>> begin Record set

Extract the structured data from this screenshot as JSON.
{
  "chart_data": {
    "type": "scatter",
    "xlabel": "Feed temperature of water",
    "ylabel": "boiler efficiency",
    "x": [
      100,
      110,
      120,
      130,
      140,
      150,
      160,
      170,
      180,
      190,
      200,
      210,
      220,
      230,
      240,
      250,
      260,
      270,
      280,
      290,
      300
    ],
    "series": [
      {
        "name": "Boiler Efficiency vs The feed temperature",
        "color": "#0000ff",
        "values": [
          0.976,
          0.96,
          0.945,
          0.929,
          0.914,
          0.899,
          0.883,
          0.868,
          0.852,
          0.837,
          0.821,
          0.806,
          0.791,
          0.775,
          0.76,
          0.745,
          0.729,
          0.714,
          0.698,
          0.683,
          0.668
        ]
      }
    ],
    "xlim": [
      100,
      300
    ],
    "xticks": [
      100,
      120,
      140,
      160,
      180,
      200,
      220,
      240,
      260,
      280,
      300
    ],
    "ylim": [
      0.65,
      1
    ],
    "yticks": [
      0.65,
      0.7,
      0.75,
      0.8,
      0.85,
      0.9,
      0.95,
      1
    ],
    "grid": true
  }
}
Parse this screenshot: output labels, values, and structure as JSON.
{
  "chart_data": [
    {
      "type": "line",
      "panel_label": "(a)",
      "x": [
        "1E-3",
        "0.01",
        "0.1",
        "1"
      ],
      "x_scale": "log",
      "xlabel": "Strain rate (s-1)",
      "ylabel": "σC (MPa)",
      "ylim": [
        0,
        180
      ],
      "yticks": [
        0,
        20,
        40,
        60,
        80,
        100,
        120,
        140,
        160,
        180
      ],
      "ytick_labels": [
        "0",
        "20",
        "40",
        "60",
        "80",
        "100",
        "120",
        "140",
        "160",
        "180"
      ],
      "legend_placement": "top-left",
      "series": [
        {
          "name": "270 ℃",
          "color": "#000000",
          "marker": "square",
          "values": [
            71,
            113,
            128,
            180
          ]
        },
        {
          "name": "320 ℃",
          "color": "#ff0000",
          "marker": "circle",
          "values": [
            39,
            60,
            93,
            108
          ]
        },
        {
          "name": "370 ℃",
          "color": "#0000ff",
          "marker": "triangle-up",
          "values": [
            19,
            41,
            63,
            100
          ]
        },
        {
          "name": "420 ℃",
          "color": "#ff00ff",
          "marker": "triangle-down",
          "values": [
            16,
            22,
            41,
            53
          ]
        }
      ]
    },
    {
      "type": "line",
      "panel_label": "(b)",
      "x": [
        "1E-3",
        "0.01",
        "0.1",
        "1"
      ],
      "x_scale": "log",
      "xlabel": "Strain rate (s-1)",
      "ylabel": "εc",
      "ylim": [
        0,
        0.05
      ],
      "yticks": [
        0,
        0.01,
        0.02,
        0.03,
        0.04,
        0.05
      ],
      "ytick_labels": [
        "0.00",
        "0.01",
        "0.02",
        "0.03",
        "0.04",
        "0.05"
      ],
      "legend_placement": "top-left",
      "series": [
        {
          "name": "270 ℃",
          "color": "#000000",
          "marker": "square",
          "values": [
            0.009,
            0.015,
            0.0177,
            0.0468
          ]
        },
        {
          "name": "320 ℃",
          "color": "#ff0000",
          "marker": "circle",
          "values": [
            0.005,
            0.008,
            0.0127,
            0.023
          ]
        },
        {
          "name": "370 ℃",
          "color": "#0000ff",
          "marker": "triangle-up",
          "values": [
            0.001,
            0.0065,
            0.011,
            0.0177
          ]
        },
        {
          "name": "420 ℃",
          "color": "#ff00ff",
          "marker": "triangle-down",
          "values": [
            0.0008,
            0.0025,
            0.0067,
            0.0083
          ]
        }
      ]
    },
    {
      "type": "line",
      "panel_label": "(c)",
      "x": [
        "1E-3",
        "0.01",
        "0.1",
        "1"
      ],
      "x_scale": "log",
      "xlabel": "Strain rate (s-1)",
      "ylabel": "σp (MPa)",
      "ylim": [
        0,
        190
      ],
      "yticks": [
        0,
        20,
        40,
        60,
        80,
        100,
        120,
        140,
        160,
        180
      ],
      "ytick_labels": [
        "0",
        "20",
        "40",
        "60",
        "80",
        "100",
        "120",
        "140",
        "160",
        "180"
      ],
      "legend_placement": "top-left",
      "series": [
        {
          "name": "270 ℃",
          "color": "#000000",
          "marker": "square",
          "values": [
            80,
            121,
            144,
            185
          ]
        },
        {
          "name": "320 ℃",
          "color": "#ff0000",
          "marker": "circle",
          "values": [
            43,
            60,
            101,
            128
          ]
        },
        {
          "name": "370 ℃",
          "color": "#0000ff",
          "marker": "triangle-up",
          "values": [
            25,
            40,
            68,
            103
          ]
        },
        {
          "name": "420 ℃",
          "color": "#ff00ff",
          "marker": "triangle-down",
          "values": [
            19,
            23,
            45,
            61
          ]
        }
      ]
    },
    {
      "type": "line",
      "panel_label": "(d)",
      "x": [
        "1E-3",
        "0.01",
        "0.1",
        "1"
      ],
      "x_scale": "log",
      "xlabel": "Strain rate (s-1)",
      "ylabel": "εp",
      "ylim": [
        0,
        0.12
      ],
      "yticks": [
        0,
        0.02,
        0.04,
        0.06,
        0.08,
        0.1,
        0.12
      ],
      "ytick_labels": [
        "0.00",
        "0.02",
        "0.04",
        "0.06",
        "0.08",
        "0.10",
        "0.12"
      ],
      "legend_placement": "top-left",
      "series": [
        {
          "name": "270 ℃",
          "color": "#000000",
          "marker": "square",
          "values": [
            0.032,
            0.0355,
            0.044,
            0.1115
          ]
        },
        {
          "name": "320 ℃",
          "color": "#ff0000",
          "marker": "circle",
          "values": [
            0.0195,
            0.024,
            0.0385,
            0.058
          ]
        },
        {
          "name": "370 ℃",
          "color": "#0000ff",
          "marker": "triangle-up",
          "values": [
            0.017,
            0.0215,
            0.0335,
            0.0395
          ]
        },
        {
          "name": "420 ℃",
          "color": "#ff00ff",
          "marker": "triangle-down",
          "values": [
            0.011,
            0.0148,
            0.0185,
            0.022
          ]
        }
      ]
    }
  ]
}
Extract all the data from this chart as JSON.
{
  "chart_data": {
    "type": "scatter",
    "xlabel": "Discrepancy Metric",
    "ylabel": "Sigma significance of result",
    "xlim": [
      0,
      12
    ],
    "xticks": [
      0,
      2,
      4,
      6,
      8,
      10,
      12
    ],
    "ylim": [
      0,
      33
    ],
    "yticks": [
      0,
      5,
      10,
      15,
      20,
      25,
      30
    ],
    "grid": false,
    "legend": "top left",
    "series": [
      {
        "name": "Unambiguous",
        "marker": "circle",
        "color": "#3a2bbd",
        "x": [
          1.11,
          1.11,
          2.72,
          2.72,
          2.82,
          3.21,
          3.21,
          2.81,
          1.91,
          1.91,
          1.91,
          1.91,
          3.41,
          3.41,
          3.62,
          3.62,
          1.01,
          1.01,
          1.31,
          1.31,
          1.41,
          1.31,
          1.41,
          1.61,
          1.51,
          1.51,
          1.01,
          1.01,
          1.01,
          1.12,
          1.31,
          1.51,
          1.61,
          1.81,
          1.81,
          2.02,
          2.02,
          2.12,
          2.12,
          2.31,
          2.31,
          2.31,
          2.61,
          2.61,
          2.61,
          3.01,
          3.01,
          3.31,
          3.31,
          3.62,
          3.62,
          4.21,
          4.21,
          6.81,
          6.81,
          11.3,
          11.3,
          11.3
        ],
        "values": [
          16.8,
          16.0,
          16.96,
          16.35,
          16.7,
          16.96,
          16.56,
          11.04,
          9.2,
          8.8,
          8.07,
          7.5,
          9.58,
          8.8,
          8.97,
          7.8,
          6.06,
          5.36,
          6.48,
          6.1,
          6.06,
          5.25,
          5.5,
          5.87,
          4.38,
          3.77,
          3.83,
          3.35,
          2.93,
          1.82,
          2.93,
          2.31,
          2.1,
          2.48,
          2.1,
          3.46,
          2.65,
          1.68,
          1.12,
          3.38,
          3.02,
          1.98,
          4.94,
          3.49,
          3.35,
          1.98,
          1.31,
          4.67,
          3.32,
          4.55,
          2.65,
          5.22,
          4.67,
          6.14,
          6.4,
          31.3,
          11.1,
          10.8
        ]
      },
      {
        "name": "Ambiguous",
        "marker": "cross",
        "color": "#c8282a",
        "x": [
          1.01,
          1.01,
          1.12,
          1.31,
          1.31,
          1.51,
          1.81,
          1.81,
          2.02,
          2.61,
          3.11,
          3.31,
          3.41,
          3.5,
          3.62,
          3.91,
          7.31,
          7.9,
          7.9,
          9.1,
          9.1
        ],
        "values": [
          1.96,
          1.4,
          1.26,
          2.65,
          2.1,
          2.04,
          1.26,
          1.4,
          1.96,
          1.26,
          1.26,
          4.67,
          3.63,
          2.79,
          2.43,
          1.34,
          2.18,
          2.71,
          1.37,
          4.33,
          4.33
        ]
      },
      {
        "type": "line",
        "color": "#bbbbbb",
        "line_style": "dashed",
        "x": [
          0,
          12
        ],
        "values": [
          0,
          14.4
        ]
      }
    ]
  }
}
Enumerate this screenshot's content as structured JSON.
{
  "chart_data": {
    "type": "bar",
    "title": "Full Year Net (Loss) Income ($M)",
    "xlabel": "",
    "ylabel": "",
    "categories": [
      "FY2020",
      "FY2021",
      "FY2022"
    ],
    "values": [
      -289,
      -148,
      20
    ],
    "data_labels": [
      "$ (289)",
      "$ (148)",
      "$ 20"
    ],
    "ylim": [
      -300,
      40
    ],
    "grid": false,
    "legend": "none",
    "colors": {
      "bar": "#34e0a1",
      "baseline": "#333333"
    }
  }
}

>> end Record set

Determine how many lines in the records contain "screenshot", and reply with the number only.

3